#### INFORMATION GIVEN ####

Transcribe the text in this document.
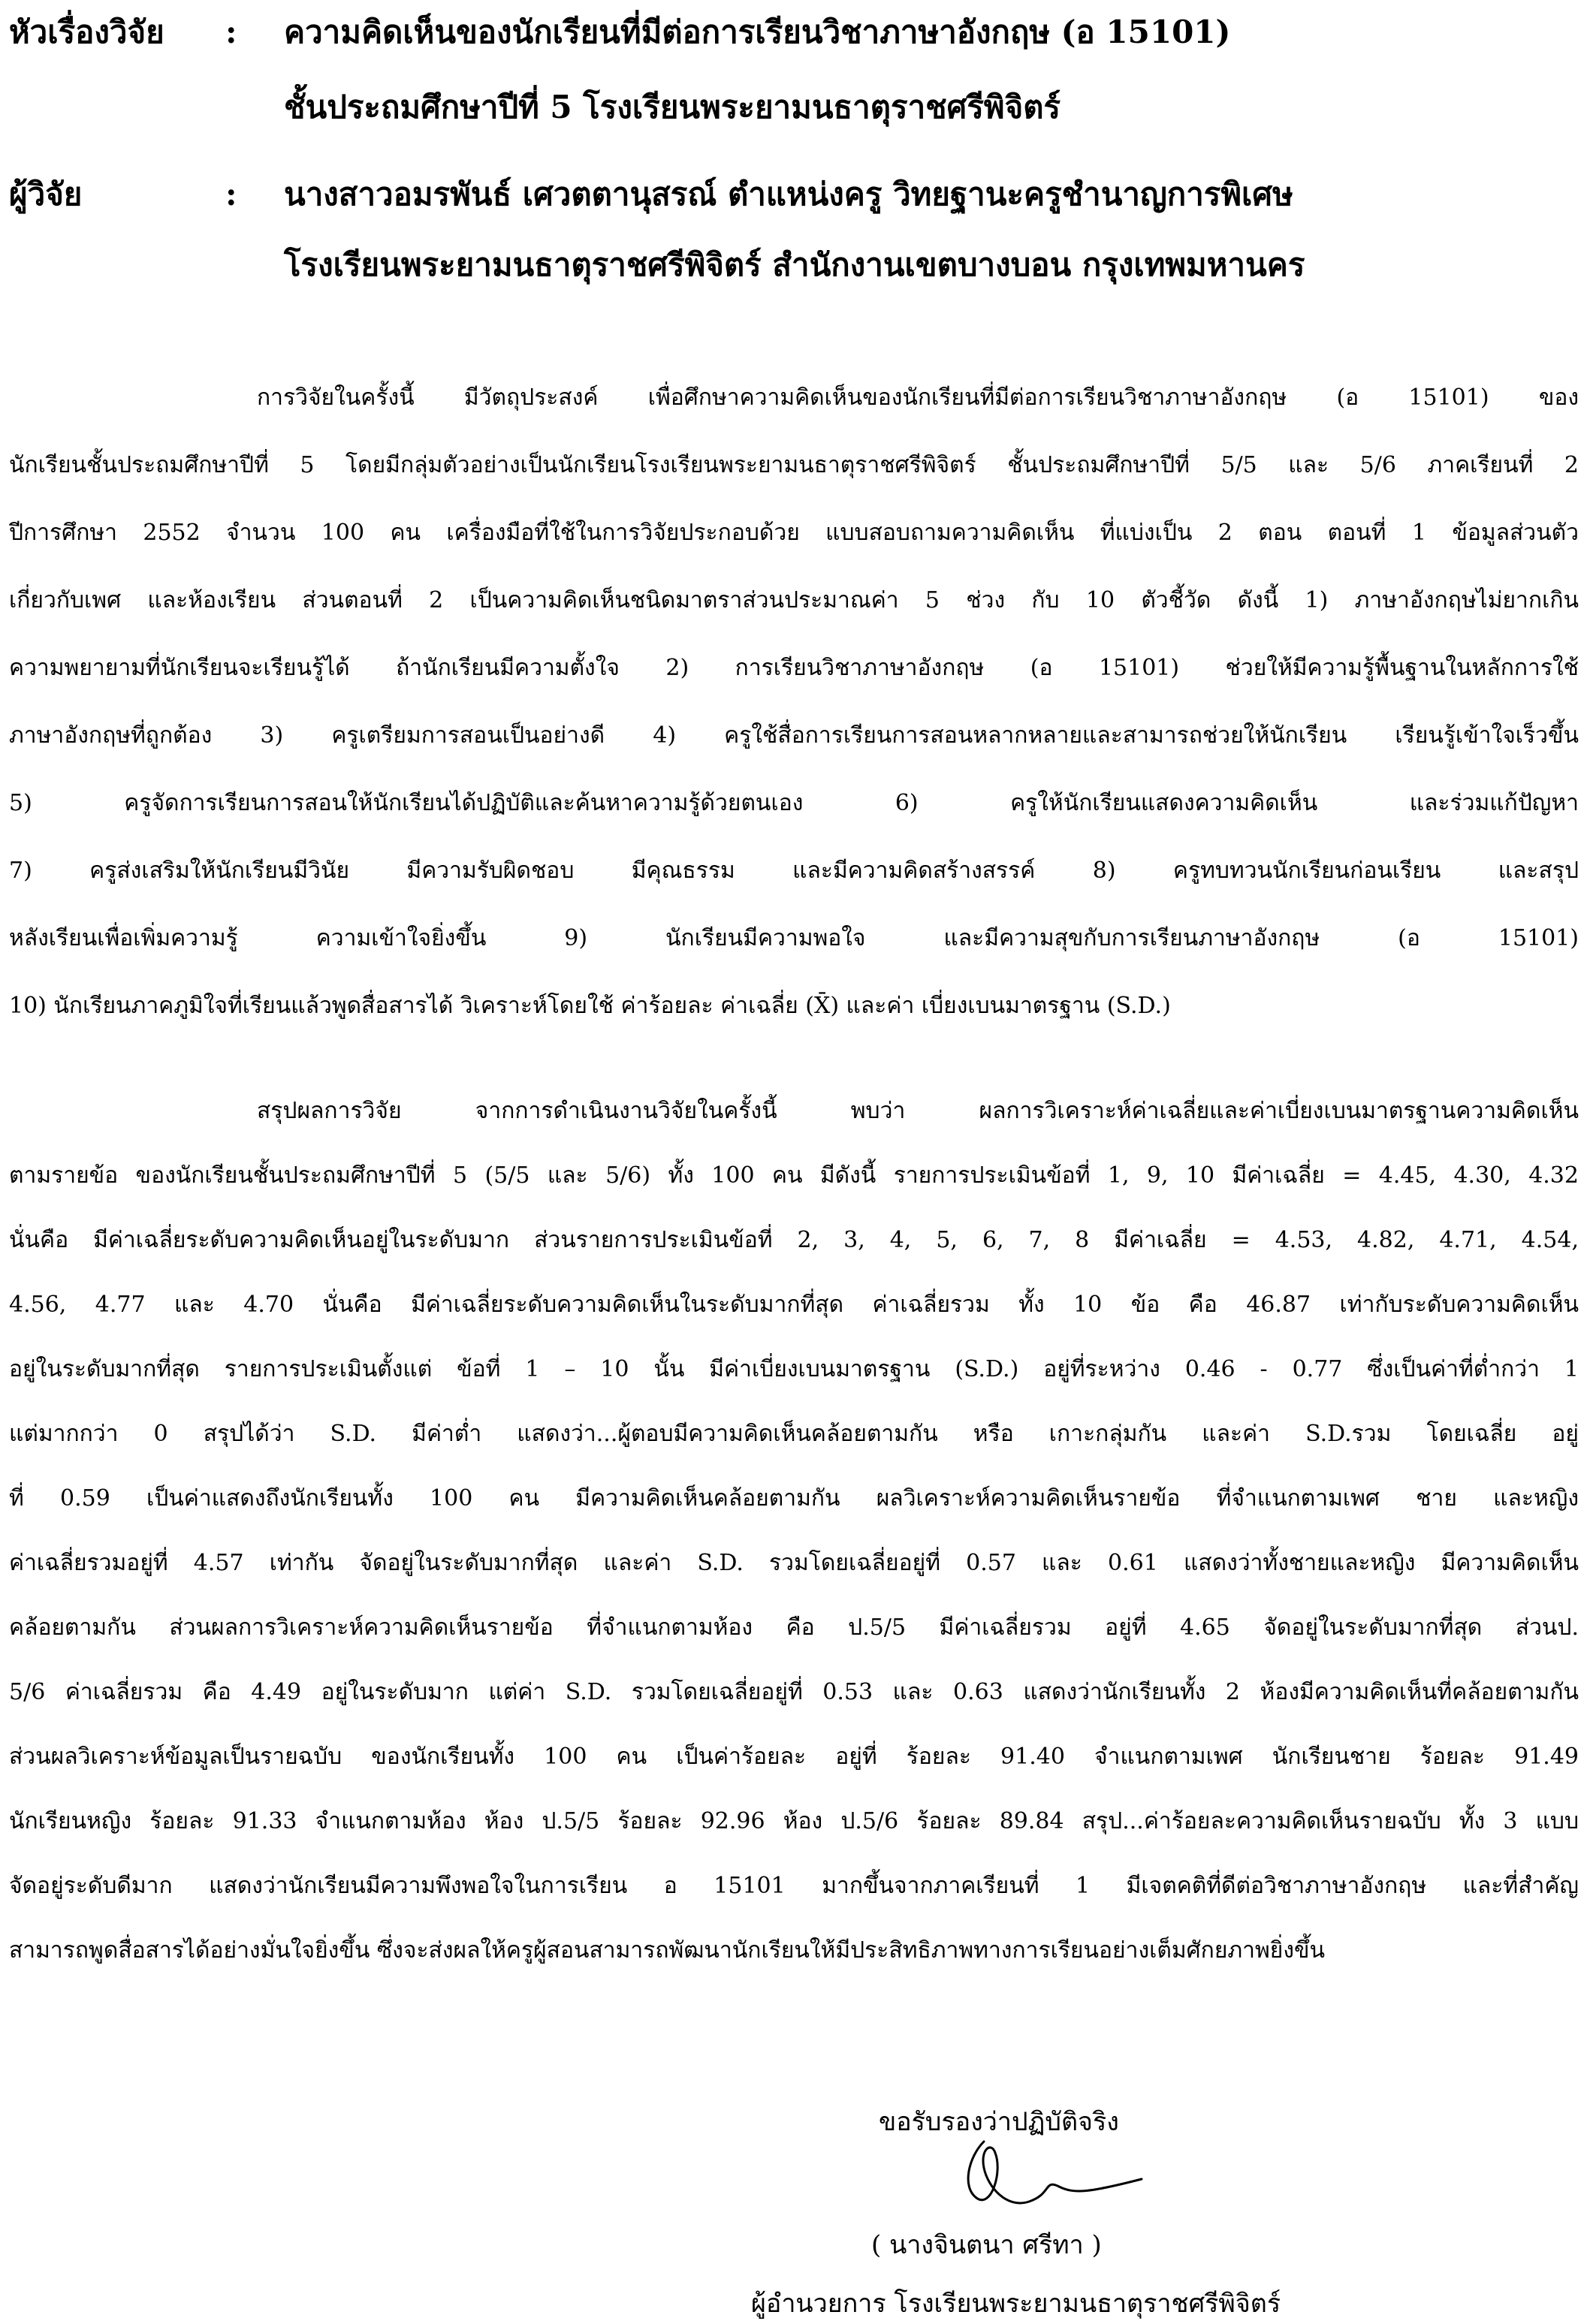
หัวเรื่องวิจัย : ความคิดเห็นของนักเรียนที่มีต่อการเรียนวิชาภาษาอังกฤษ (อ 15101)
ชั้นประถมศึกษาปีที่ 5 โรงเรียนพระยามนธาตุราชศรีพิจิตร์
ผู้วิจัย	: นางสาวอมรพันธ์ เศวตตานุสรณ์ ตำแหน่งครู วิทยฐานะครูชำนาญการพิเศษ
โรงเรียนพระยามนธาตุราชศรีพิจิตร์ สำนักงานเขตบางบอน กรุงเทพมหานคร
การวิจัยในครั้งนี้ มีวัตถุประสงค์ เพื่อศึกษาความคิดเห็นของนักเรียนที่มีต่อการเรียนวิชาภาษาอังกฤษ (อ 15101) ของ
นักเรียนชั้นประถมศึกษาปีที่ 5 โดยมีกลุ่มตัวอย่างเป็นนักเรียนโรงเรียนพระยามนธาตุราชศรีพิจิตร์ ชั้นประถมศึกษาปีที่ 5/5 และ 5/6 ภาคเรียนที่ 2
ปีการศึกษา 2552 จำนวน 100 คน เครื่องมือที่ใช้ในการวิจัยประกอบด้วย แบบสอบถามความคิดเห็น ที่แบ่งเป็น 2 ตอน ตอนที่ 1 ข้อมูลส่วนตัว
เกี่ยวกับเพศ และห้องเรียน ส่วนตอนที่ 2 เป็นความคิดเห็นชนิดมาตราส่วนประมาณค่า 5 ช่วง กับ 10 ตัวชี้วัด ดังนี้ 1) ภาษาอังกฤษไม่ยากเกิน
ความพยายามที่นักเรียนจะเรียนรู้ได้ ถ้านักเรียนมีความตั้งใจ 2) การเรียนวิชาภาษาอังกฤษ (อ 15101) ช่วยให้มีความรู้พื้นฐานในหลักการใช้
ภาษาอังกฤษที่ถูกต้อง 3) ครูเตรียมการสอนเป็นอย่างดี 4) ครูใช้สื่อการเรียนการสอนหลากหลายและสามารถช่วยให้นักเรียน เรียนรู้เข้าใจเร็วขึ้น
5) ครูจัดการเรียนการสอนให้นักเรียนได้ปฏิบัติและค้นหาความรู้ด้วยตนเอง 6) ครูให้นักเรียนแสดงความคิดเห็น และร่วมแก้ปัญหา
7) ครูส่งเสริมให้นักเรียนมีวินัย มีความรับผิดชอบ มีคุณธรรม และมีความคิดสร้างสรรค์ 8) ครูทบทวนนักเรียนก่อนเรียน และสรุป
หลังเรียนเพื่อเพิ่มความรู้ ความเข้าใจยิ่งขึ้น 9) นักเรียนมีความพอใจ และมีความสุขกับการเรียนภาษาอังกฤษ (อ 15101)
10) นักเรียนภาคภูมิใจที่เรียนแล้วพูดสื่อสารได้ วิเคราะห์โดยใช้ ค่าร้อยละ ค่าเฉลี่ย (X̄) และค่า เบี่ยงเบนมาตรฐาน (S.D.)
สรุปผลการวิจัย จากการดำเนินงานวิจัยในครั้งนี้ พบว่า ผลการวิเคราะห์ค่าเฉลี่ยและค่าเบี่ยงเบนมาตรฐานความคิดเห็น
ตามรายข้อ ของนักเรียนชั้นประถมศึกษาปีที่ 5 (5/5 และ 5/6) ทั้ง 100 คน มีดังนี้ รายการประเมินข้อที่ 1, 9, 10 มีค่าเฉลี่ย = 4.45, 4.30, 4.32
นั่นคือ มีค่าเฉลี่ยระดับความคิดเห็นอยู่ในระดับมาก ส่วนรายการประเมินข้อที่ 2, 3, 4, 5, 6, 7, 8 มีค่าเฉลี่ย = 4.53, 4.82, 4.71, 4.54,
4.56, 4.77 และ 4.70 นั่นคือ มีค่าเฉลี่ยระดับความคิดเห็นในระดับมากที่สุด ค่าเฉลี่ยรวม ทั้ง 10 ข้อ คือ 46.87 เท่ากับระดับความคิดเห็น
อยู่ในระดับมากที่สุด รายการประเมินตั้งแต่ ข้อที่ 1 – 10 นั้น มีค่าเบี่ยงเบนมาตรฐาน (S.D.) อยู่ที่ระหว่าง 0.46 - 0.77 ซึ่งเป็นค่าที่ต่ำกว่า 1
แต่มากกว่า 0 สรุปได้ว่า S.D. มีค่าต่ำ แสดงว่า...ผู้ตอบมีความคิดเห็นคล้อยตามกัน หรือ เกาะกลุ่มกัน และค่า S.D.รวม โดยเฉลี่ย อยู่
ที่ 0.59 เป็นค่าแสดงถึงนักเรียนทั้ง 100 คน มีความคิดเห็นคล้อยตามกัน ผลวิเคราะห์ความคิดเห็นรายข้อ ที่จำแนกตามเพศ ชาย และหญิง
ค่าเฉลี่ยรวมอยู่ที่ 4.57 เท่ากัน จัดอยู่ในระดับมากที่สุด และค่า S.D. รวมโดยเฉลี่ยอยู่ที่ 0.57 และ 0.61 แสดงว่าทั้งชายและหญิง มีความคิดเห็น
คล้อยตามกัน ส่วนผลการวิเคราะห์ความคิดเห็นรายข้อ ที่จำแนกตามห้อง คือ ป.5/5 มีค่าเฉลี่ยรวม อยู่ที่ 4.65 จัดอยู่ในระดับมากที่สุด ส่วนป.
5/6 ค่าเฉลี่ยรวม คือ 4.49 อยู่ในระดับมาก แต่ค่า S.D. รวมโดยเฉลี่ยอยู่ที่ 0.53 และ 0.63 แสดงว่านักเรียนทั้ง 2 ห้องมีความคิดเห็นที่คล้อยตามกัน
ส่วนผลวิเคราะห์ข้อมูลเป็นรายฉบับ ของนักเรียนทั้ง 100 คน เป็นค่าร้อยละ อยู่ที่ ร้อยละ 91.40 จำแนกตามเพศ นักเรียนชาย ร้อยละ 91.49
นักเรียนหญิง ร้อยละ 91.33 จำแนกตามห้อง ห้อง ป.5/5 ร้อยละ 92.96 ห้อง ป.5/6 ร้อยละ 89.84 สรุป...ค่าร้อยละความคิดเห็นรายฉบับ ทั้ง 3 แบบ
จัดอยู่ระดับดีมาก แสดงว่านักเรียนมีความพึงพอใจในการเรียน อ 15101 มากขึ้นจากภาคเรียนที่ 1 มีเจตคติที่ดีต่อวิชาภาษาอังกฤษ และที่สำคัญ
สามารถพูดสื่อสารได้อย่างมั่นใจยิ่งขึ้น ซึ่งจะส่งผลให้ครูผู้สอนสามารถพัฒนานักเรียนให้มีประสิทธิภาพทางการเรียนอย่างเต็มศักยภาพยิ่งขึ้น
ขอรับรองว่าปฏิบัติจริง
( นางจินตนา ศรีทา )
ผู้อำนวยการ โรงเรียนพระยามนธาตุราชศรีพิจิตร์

####

__EXERCISE OBJECTIVE__:
Report all lines of the data above that include the string "รวมโดยเฉล".

__REPLY__:
ค่าเฉลี่ยรวมอยู่ที่ 4.57 เท่ากัน จัดอยู่ในระดับมากที่สุด และค่า S.D. รวมโดยเฉลี่ยอยู่ที่ 0.57 และ 0.61 แสดงว่าทั้งชายและหญิง มีความคิดเห็น
5/6 ค่าเฉลี่ยรวม คือ 4.49 อยู่ในระดับมาก แต่ค่า S.D. รวมโดยเฉลี่ยอยู่ที่ 0.53 และ 0.63 แสดงว่านักเรียนทั้ง 2 ห้องมีความคิดเห็นที่คล้อยตามกัน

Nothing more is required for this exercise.